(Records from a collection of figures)
---*---

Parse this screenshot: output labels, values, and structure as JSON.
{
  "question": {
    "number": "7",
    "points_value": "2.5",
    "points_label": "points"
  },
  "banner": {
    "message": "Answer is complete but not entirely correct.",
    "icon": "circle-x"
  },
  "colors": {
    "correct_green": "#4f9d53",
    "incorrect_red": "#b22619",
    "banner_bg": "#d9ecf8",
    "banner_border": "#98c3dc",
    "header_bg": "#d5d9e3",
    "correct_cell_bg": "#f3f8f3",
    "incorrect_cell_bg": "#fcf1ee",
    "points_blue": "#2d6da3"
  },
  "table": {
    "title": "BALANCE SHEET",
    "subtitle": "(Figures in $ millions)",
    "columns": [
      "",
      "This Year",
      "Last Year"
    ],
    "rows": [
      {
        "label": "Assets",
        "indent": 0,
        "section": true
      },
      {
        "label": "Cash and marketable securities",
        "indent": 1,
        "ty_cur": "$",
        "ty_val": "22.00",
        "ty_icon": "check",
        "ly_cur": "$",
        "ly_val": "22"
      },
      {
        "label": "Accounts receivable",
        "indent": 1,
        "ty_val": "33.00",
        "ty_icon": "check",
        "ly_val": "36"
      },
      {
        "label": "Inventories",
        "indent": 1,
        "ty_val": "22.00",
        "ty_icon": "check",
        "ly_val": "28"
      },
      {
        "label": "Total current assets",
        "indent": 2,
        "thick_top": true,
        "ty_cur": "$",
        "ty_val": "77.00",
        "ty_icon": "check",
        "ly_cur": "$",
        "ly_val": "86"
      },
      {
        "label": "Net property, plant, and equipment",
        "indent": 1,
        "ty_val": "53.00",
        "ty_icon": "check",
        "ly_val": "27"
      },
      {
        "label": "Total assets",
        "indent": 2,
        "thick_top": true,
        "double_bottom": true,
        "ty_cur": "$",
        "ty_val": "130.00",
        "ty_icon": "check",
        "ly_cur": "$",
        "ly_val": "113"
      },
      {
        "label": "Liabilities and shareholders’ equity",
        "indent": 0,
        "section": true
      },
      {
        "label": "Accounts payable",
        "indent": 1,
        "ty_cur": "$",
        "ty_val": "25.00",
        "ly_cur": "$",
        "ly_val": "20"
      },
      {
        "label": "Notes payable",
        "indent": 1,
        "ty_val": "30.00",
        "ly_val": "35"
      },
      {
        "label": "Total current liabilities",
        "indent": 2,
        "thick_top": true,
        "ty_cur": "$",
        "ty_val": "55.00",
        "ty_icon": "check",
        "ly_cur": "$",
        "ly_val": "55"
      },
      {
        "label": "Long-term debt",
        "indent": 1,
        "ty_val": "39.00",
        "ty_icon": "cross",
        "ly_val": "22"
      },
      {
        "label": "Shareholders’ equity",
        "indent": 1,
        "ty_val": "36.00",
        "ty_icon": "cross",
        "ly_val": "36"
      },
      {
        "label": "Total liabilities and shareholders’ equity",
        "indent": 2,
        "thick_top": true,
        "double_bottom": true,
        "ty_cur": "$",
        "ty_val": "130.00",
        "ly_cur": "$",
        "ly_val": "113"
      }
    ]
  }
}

---*---

## Goal of the exercise
From the records above, extract every entry verbatim.

## Result of this exercise
Parse this screenshot: output labels, values, and structure as JSON.
{
  "question": {
    "number": "7",
    "points_value": "2.5",
    "points_label": "points"
  },
  "banner": {
    "message": "Answer is complete but not entirely correct.",
    "icon": "circle-x"
  },
  "colors": {
    "correct_green": "#4f9d53",
    "incorrect_red": "#b22619",
    "banner_bg": "#d9ecf8",
    "banner_border": "#98c3dc",
    "header_bg": "#d5d9e3",
    "correct_cell_bg": "#f3f8f3",
    "incorrect_cell_bg": "#fcf1ee",
    "points_blue": "#2d6da3"
  },
  "table": {
    "title": "BALANCE SHEET",
    "subtitle": "(Figures in $ millions)",
    "columns": [
      "",
      "This Year",
      "Last Year"
    ],
    "rows": [
      {
        "label": "Assets",
        "indent": 0,
        "section": true
      },
      {
        "label": "Cash and marketable securities",
        "indent": 1,
        "ty_cur": "$",
        "ty_val": "22.00",
        "ty_icon": "check",
        "ly_cur": "$",
        "ly_val": "22"
      },
      {
        "label": "Accounts receivable",
        "indent": 1,
        "ty_val": "33.00",
        "ty_icon": "check",
        "ly_val": "36"
      },
      {
        "label": "Inventories",
        "indent": 1,
        "ty_val": "22.00",
        "ty_icon": "check",
        "ly_val": "28"
      },
      {
        "label": "Total current assets",
        "indent": 2,
        "thick_top": true,
        "ty_cur": "$",
        "ty_val": "77.00",
        "ty_icon": "check",
        "ly_cur": "$",
        "ly_val": "86"
      },
      {
        "label": "Net property, plant, and equipment",
        "indent": 1,
        "ty_val": "53.00",
        "ty_icon": "check",
        "ly_val": "27"
      },
      {
        "label": "Total assets",
        "indent": 2,
        "thick_top": true,
        "double_bottom": true,
        "ty_cur": "$",
        "ty_val": "130.00",
        "ty_icon": "check",
        "ly_cur": "$",
        "ly_val": "113"
      },
      {
        "label": "Liabilities and shareholders’ equity",
        "indent": 0,
        "section": true
      },
      {
        "label": "Accounts payable",
        "indent": 1,
        "ty_cur": "$",
        "ty_val": "25.00",
        "ly_cur": "$",
        "ly_val": "20"
      },
      {
        "label": "Notes payable",
        "indent": 1,
        "ty_val": "30.00",
        "ly_val": "35"
      },
      {
        "label": "Total current liabilities",
        "indent": 2,
        "thick_top": true,
        "ty_cur": "$",
        "ty_val": "55.00",
        "ty_icon": "check",
        "ly_cur": "$",
        "ly_val": "55"
      },
      {
        "label": "Long-term debt",
        "indent": 1,
        "ty_val": "39.00",
        "ty_icon": "cross",
        "ly_val": "22"
      },
      {
        "label": "Shareholders’ equity",
        "indent": 1,
        "ty_val": "36.00",
        "ty_icon": "cross",
        "ly_val": "36"
      },
      {
        "label": "Total liabilities and shareholders’ equity",
        "indent": 2,
        "thick_top": true,
        "double_bottom": true,
        "ty_cur": "$",
        "ty_val": "130.00",
        "ly_cur": "$",
        "ly_val": "113"
      }
    ]
  }
}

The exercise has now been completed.